Exercise prompt: Using the listing below, please gather every line containing the word "from".
---------- Input records
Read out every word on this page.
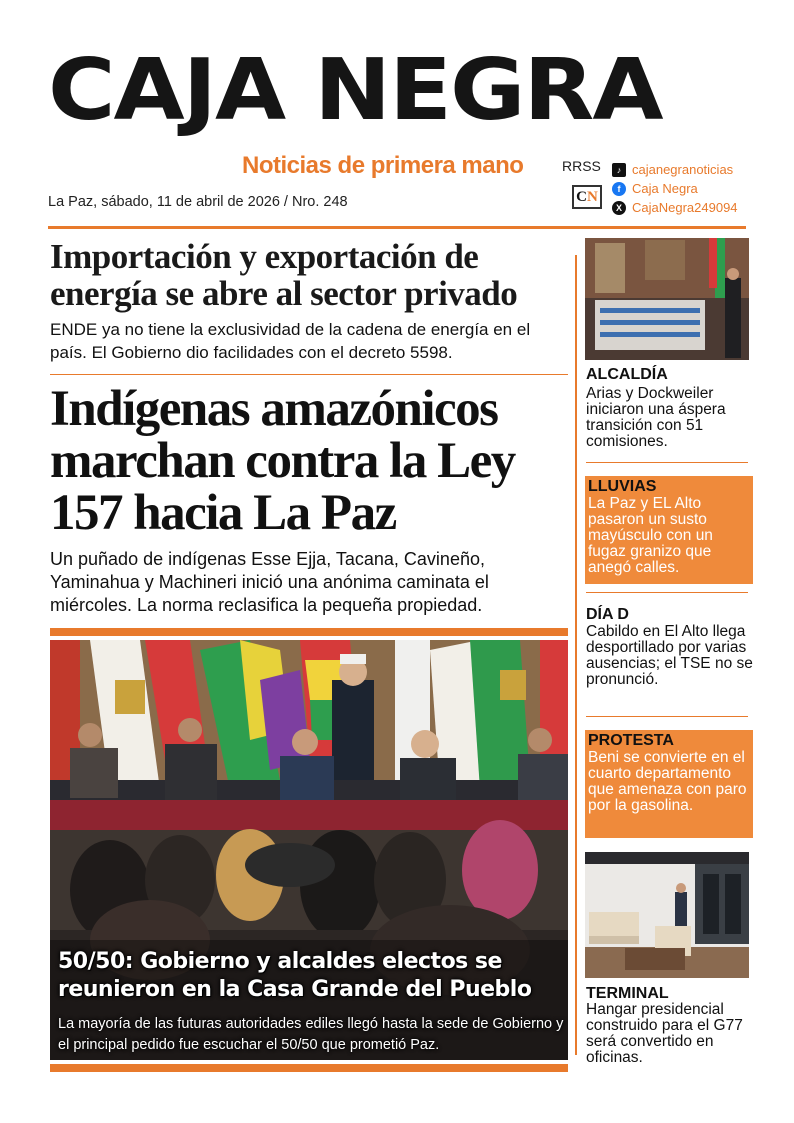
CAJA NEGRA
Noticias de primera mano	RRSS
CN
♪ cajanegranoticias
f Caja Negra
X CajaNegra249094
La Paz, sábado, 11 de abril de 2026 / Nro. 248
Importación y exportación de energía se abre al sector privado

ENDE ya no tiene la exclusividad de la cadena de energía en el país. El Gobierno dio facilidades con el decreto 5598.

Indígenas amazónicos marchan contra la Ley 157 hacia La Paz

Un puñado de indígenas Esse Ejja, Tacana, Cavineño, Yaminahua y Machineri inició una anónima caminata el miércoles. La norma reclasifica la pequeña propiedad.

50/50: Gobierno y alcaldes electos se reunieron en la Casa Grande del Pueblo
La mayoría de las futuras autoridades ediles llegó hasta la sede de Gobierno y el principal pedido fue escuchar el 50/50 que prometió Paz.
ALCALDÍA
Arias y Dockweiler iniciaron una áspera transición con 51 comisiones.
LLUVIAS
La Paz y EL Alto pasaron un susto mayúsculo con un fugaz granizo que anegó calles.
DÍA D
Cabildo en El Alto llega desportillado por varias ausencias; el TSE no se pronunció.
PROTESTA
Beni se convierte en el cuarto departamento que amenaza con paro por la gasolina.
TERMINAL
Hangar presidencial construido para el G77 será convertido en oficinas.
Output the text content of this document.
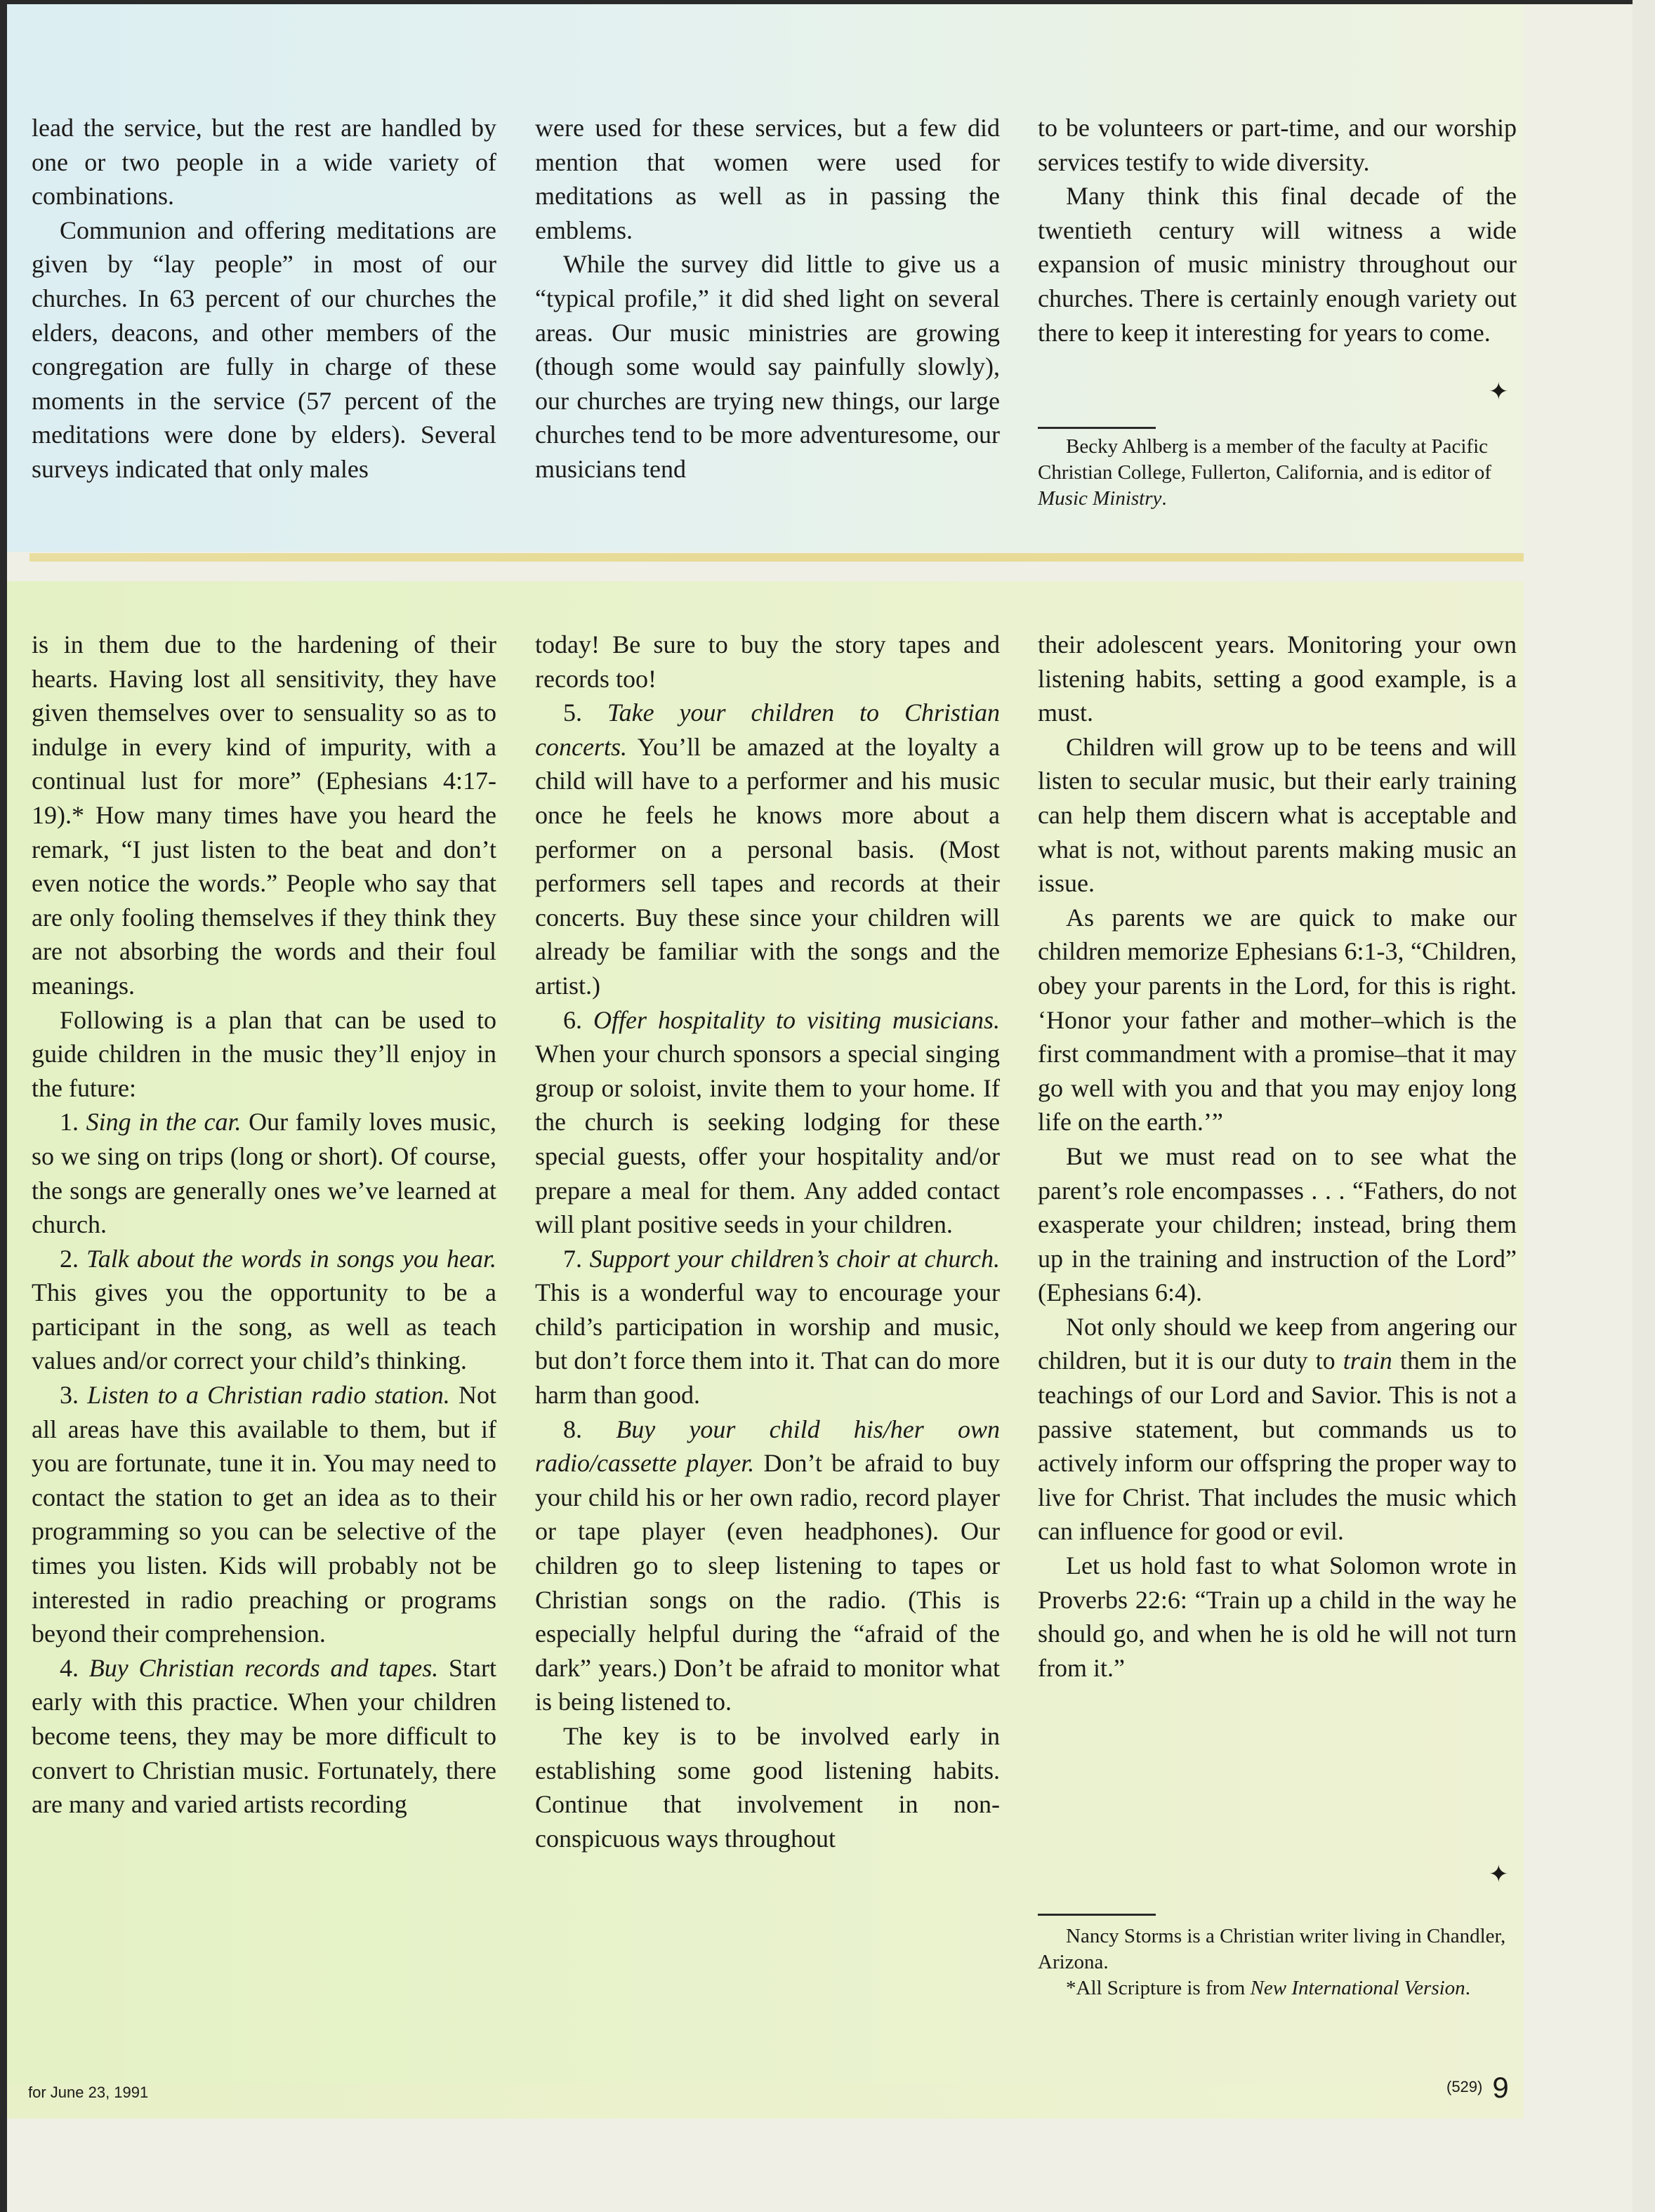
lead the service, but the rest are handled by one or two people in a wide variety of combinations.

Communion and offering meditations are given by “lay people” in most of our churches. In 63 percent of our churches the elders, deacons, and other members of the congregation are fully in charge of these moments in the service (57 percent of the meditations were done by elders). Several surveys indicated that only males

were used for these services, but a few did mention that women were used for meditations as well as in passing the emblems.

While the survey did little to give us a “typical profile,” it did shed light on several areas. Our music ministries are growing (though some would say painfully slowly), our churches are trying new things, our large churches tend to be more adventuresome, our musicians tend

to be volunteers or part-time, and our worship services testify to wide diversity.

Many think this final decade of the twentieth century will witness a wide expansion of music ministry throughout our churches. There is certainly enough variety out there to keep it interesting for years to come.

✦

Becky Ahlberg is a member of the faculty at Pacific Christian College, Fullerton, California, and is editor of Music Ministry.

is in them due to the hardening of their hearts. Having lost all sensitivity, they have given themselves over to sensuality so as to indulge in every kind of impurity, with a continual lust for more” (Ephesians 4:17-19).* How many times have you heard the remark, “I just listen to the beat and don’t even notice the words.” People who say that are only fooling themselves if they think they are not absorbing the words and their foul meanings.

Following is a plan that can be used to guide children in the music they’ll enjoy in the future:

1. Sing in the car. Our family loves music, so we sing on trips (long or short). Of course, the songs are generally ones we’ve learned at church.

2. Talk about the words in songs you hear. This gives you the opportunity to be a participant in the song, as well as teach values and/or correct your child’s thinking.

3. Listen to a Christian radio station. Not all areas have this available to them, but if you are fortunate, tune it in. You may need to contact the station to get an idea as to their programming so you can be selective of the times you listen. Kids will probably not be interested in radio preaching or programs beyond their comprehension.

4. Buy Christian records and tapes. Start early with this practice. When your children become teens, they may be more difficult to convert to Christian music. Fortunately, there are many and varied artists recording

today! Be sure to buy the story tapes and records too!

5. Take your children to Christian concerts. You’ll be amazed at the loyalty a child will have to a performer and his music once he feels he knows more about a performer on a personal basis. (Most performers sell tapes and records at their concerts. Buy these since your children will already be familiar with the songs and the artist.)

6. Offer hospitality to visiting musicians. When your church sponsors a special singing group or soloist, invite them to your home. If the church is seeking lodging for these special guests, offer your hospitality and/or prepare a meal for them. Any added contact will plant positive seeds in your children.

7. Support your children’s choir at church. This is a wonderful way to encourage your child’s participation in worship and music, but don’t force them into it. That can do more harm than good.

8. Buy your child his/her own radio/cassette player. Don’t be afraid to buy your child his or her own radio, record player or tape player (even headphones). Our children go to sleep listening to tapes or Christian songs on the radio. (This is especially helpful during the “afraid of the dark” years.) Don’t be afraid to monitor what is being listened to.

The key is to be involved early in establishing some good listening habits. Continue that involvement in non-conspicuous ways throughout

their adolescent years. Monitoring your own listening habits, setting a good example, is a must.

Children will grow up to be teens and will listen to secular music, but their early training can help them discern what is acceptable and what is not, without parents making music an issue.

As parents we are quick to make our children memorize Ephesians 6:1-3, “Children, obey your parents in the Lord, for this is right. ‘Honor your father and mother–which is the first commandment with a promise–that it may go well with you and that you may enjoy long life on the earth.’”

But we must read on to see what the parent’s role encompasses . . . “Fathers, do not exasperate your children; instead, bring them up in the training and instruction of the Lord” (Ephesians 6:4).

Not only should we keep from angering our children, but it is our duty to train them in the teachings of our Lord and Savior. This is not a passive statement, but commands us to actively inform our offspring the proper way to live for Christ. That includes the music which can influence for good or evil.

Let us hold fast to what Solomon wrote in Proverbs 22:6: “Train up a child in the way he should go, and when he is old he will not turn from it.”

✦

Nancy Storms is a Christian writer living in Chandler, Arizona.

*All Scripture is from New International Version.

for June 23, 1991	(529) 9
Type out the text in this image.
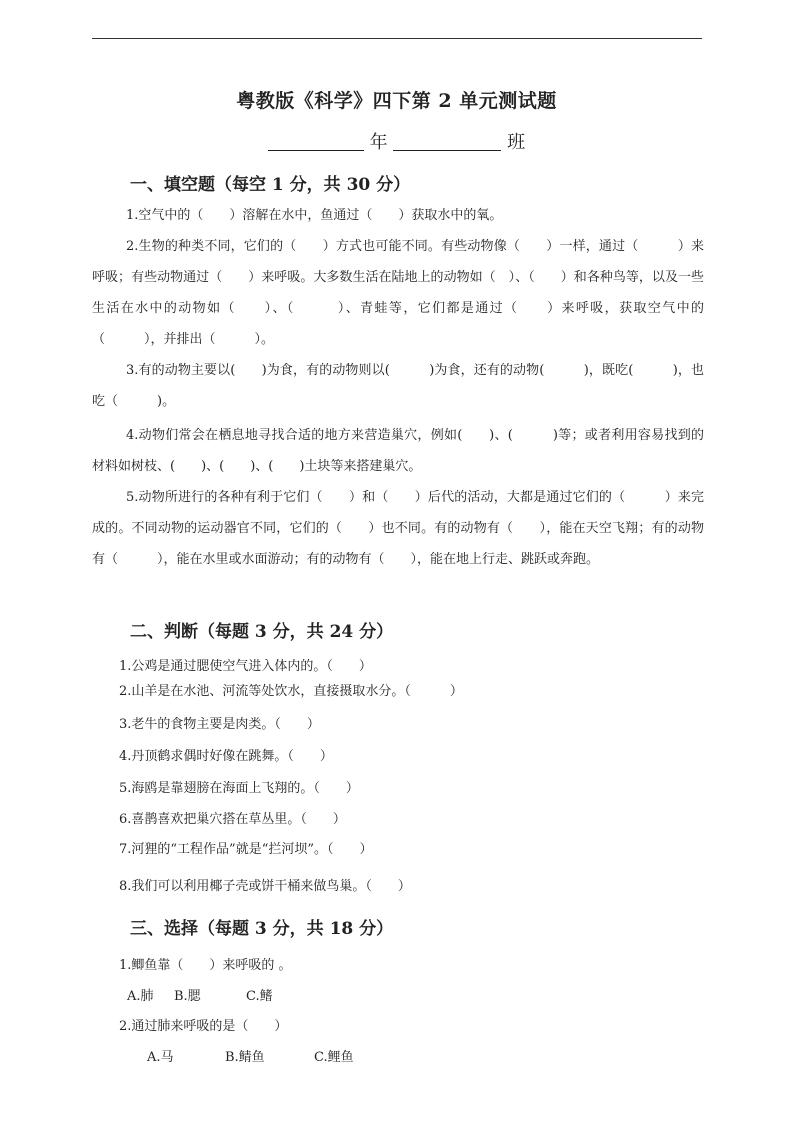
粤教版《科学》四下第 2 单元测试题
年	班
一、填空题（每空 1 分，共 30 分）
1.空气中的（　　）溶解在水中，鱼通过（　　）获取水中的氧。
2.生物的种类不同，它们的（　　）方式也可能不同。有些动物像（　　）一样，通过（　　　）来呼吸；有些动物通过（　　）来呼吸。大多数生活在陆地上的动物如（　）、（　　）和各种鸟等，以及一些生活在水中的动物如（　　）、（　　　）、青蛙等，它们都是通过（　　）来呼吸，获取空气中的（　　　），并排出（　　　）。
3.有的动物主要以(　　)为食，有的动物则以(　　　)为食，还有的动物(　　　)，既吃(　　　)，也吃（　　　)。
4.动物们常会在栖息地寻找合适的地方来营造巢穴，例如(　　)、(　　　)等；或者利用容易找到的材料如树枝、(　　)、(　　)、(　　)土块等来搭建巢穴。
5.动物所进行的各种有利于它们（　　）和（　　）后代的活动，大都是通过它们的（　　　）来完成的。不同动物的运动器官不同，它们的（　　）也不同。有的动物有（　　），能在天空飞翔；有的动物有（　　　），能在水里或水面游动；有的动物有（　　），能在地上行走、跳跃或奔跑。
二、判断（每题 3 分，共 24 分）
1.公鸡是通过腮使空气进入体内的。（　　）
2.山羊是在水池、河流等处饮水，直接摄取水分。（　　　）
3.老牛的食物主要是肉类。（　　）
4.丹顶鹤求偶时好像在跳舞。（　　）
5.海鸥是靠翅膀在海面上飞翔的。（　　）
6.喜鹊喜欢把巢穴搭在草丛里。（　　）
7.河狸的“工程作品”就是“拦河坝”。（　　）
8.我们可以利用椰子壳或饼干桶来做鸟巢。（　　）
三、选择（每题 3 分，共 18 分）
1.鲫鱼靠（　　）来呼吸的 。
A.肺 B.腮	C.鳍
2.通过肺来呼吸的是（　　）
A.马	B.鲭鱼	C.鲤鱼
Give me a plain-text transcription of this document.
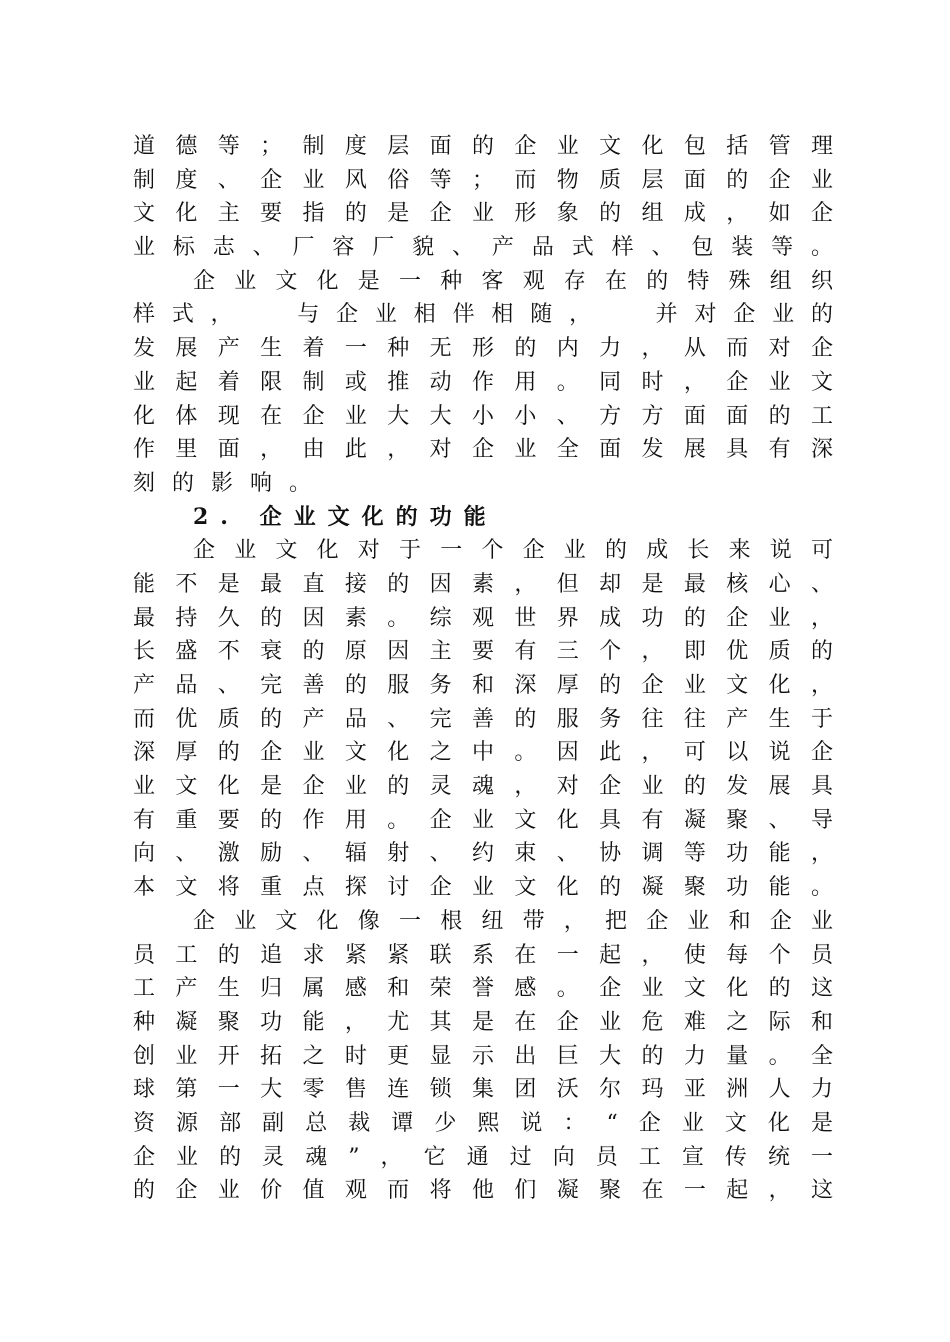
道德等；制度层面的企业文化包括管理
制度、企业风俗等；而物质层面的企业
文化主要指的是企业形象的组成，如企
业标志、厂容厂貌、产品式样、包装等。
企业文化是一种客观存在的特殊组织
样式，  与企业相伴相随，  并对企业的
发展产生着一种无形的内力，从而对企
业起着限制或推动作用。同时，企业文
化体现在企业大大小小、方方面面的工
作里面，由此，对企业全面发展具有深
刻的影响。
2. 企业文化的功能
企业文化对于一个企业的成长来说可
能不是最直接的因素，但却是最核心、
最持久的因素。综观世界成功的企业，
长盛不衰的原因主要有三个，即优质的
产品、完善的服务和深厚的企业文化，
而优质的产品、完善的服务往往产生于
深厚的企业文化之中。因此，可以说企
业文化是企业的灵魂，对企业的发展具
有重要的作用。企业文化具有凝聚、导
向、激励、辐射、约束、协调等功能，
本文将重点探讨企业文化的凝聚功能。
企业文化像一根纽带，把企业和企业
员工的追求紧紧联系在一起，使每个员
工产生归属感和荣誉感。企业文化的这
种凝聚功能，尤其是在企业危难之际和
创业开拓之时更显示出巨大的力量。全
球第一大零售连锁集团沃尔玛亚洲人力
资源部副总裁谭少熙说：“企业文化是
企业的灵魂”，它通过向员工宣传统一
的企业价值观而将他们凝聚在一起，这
--------------------
Response to this exercise:
Not only should we keep from angering our children, but it is our duty to train them in the teachings of our Lord and Savior. This is not a passive statement, but commands us to actively inform our offspring the proper way to live for Christ. That includes the music which can influence for good or evil.
Let us hold fast to what Solomon wrote in Proverbs 22:6: “Train up a child in the way he should go, and when he is old he will not turn from it.”
*All Scripture is from New International Version.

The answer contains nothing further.